→ **Stated task**:
Find the string "milliers" in the records. Copy every line it appears in.

→ **Data section**:

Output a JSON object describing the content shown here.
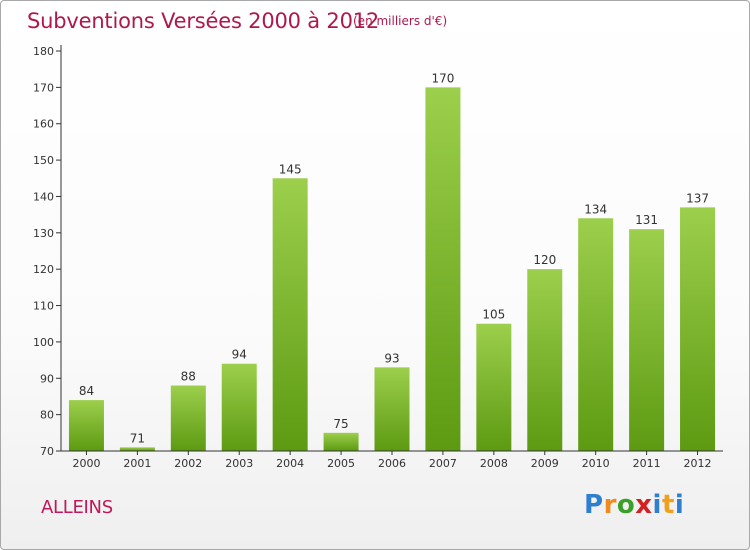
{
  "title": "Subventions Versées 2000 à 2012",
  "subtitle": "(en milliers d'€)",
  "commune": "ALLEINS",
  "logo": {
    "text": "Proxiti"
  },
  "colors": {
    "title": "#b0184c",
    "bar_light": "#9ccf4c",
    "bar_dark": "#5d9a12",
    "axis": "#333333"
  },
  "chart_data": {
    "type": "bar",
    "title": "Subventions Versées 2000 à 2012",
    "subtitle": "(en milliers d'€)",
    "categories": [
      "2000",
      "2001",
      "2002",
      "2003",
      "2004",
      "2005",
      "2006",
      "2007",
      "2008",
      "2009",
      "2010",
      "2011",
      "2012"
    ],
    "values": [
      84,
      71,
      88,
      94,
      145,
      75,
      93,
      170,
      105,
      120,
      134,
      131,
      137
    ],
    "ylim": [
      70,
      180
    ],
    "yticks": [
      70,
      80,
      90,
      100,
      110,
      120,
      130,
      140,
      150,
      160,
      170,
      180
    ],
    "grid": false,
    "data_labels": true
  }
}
...
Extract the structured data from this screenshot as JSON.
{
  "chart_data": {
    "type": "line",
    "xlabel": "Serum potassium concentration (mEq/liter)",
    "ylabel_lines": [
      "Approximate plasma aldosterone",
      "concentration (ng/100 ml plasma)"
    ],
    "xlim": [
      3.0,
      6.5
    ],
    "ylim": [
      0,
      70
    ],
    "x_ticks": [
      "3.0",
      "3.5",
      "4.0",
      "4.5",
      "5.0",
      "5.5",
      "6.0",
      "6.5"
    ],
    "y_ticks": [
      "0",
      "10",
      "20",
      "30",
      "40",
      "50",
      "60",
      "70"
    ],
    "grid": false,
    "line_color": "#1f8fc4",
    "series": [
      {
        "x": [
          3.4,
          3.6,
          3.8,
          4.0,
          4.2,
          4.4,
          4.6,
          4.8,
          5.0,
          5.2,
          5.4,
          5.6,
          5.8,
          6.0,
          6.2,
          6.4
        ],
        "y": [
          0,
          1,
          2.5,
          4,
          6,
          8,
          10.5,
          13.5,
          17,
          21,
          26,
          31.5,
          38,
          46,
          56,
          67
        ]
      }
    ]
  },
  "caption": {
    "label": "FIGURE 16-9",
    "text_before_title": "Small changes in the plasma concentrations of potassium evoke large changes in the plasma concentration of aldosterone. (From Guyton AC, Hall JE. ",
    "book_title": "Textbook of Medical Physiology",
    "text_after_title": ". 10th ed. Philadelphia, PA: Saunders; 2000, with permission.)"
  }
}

→ **Solution to the problem**:
  "subtitle": "(en milliers d'€)",
    "subtitle": "(en milliers d'€)",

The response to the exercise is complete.